# Goal of the exercise
Using the data below, repeat all of it precisely.

# Material supplied
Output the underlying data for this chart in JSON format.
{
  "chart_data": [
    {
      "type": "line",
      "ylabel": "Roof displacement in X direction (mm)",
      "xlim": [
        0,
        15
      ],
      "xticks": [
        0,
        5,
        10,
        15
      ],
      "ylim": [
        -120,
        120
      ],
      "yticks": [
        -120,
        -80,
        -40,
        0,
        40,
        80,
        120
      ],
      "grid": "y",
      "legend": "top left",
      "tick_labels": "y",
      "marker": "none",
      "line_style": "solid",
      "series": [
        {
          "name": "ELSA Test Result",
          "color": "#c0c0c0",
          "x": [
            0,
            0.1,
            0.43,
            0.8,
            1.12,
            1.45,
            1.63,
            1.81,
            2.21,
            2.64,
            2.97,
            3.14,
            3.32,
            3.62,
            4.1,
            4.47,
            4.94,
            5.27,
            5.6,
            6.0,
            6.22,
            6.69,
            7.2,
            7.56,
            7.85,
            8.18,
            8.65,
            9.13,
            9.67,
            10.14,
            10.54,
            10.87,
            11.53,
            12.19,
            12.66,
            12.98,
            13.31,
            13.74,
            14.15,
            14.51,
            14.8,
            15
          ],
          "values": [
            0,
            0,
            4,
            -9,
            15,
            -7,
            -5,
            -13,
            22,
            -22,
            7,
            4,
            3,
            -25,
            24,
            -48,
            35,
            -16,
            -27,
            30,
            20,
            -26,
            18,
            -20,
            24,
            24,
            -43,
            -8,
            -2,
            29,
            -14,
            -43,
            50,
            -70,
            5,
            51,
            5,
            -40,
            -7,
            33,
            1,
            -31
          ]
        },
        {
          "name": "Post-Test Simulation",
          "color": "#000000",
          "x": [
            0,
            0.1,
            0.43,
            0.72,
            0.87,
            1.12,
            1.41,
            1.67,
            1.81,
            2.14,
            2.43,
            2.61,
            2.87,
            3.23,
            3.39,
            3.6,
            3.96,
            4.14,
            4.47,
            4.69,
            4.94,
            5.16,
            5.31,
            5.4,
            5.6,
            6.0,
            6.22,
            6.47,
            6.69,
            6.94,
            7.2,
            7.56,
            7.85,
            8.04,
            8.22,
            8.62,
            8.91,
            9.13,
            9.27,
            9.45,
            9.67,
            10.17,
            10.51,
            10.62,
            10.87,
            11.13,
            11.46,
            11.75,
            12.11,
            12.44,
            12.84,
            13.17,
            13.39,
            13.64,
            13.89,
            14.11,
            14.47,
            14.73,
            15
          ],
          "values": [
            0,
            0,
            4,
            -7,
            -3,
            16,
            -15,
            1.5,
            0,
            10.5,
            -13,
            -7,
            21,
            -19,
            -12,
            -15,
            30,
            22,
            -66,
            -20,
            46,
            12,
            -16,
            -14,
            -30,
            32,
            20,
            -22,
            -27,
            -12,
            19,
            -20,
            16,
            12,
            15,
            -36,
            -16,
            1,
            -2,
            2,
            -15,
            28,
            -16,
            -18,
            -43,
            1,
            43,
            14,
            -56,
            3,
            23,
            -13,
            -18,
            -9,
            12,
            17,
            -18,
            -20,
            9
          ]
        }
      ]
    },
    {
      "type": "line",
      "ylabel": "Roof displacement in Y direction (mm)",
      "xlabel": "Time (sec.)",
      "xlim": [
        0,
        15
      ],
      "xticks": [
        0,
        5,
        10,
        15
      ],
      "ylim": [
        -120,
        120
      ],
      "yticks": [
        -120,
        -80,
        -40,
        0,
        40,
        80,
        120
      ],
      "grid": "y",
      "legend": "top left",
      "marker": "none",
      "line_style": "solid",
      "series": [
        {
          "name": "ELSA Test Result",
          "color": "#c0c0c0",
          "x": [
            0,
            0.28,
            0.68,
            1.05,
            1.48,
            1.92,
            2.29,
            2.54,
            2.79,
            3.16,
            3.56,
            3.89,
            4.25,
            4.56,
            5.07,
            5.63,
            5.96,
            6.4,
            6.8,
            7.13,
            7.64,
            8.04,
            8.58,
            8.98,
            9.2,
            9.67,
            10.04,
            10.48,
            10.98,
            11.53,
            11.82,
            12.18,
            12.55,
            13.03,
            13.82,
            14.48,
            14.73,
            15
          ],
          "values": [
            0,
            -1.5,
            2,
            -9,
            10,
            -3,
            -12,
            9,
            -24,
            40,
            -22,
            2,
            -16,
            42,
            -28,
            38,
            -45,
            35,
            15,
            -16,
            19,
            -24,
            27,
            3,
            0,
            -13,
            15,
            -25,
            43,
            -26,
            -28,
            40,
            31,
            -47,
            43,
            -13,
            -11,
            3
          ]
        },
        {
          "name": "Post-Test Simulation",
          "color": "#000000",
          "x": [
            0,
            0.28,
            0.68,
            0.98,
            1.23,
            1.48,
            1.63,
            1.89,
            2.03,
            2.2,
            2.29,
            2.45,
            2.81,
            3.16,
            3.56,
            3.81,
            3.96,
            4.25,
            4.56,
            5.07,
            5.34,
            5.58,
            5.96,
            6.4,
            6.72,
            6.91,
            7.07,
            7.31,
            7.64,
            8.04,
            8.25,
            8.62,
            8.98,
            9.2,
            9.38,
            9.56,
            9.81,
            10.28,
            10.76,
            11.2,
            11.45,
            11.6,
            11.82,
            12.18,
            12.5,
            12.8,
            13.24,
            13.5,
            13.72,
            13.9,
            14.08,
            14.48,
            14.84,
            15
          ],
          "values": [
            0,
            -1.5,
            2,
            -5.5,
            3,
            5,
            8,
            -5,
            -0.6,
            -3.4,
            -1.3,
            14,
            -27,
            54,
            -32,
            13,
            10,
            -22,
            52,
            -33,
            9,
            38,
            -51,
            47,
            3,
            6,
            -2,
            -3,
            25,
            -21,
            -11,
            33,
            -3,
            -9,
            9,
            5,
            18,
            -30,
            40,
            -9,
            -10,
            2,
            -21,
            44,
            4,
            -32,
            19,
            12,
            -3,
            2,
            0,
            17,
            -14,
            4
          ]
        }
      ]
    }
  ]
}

# Result
Output the underlying data for this chart in JSON format.
{
  "chart_data": [
    {
      "type": "line",
      "ylabel": "Roof displacement in X direction (mm)",
      "xlim": [
        0,
        15
      ],
      "xticks": [
        0,
        5,
        10,
        15
      ],
      "ylim": [
        -120,
        120
      ],
      "yticks": [
        -120,
        -80,
        -40,
        0,
        40,
        80,
        120
      ],
      "grid": "y",
      "legend": "top left",
      "tick_labels": "y",
      "marker": "none",
      "line_style": "solid",
      "series": [
        {
          "name": "ELSA Test Result",
          "color": "#c0c0c0",
          "x": [
            0,
            0.1,
            0.43,
            0.8,
            1.12,
            1.45,
            1.63,
            1.81,
            2.21,
            2.64,
            2.97,
            3.14,
            3.32,
            3.62,
            4.1,
            4.47,
            4.94,
            5.27,
            5.6,
            6.0,
            6.22,
            6.69,
            7.2,
            7.56,
            7.85,
            8.18,
            8.65,
            9.13,
            9.67,
            10.14,
            10.54,
            10.87,
            11.53,
            12.19,
            12.66,
            12.98,
            13.31,
            13.74,
            14.15,
            14.51,
            14.8,
            15
          ],
          "values": [
            0,
            0,
            4,
            -9,
            15,
            -7,
            -5,
            -13,
            22,
            -22,
            7,
            4,
            3,
            -25,
            24,
            -48,
            35,
            -16,
            -27,
            30,
            20,
            -26,
            18,
            -20,
            24,
            24,
            -43,
            -8,
            -2,
            29,
            -14,
            -43,
            50,
            -70,
            5,
            51,
            5,
            -40,
            -7,
            33,
            1,
            -31
          ]
        },
        {
          "name": "Post-Test Simulation",
          "color": "#000000",
          "x": [
            0,
            0.1,
            0.43,
            0.72,
            0.87,
            1.12,
            1.41,
            1.67,
            1.81,
            2.14,
            2.43,
            2.61,
            2.87,
            3.23,
            3.39,
            3.6,
            3.96,
            4.14,
            4.47,
            4.69,
            4.94,
            5.16,
            5.31,
            5.4,
            5.6,
            6.0,
            6.22,
            6.47,
            6.69,
            6.94,
            7.2,
            7.56,
            7.85,
            8.04,
            8.22,
            8.62,
            8.91,
            9.13,
            9.27,
            9.45,
            9.67,
            10.17,
            10.51,
            10.62,
            10.87,
            11.13,
            11.46,
            11.75,
            12.11,
            12.44,
            12.84,
            13.17,
            13.39,
            13.64,
            13.89,
            14.11,
            14.47,
            14.73,
            15
          ],
          "values": [
            0,
            0,
            4,
            -7,
            -3,
            16,
            -15,
            1.5,
            0,
            10.5,
            -13,
            -7,
            21,
            -19,
            -12,
            -15,
            30,
            22,
            -66,
            -20,
            46,
            12,
            -16,
            -14,
            -30,
            32,
            20,
            -22,
            -27,
            -12,
            19,
            -20,
            16,
            12,
            15,
            -36,
            -16,
            1,
            -2,
            2,
            -15,
            28,
            -16,
            -18,
            -43,
            1,
            43,
            14,
            -56,
            3,
            23,
            -13,
            -18,
            -9,
            12,
            17,
            -18,
            -20,
            9
          ]
        }
      ]
    },
    {
      "type": "line",
      "ylabel": "Roof displacement in Y direction (mm)",
      "xlabel": "Time (sec.)",
      "xlim": [
        0,
        15
      ],
      "xticks": [
        0,
        5,
        10,
        15
      ],
      "ylim": [
        -120,
        120
      ],
      "yticks": [
        -120,
        -80,
        -40,
        0,
        40,
        80,
        120
      ],
      "grid": "y",
      "legend": "top left",
      "marker": "none",
      "line_style": "solid",
      "series": [
        {
          "name": "ELSA Test Result",
          "color": "#c0c0c0",
          "x": [
            0,
            0.28,
            0.68,
            1.05,
            1.48,
            1.92,
            2.29,
            2.54,
            2.79,
            3.16,
            3.56,
            3.89,
            4.25,
            4.56,
            5.07,
            5.63,
            5.96,
            6.4,
            6.8,
            7.13,
            7.64,
            8.04,
            8.58,
            8.98,
            9.2,
            9.67,
            10.04,
            10.48,
            10.98,
            11.53,
            11.82,
            12.18,
            12.55,
            13.03,
            13.82,
            14.48,
            14.73,
            15
          ],
          "values": [
            0,
            -1.5,
            2,
            -9,
            10,
            -3,
            -12,
            9,
            -24,
            40,
            -22,
            2,
            -16,
            42,
            -28,
            38,
            -45,
            35,
            15,
            -16,
            19,
            -24,
            27,
            3,
            0,
            -13,
            15,
            -25,
            43,
            -26,
            -28,
            40,
            31,
            -47,
            43,
            -13,
            -11,
            3
          ]
        },
        {
          "name": "Post-Test Simulation",
          "color": "#000000",
          "x": [
            0,
            0.28,
            0.68,
            0.98,
            1.23,
            1.48,
            1.63,
            1.89,
            2.03,
            2.2,
            2.29,
            2.45,
            2.81,
            3.16,
            3.56,
            3.81,
            3.96,
            4.25,
            4.56,
            5.07,
            5.34,
            5.58,
            5.96,
            6.4,
            6.72,
            6.91,
            7.07,
            7.31,
            7.64,
            8.04,
            8.25,
            8.62,
            8.98,
            9.2,
            9.38,
            9.56,
            9.81,
            10.28,
            10.76,
            11.2,
            11.45,
            11.6,
            11.82,
            12.18,
            12.5,
            12.8,
            13.24,
            13.5,
            13.72,
            13.9,
            14.08,
            14.48,
            14.84,
            15
          ],
          "values": [
            0,
            -1.5,
            2,
            -5.5,
            3,
            5,
            8,
            -5,
            -0.6,
            -3.4,
            -1.3,
            14,
            -27,
            54,
            -32,
            13,
            10,
            -22,
            52,
            -33,
            9,
            38,
            -51,
            47,
            3,
            6,
            -2,
            -3,
            25,
            -21,
            -11,
            33,
            -3,
            -9,
            9,
            5,
            18,
            -30,
            40,
            -9,
            -10,
            2,
            -21,
            44,
            4,
            -32,
            19,
            12,
            -3,
            2,
            0,
            17,
            -14,
            4
          ]
        }
      ]
    }
  ]
}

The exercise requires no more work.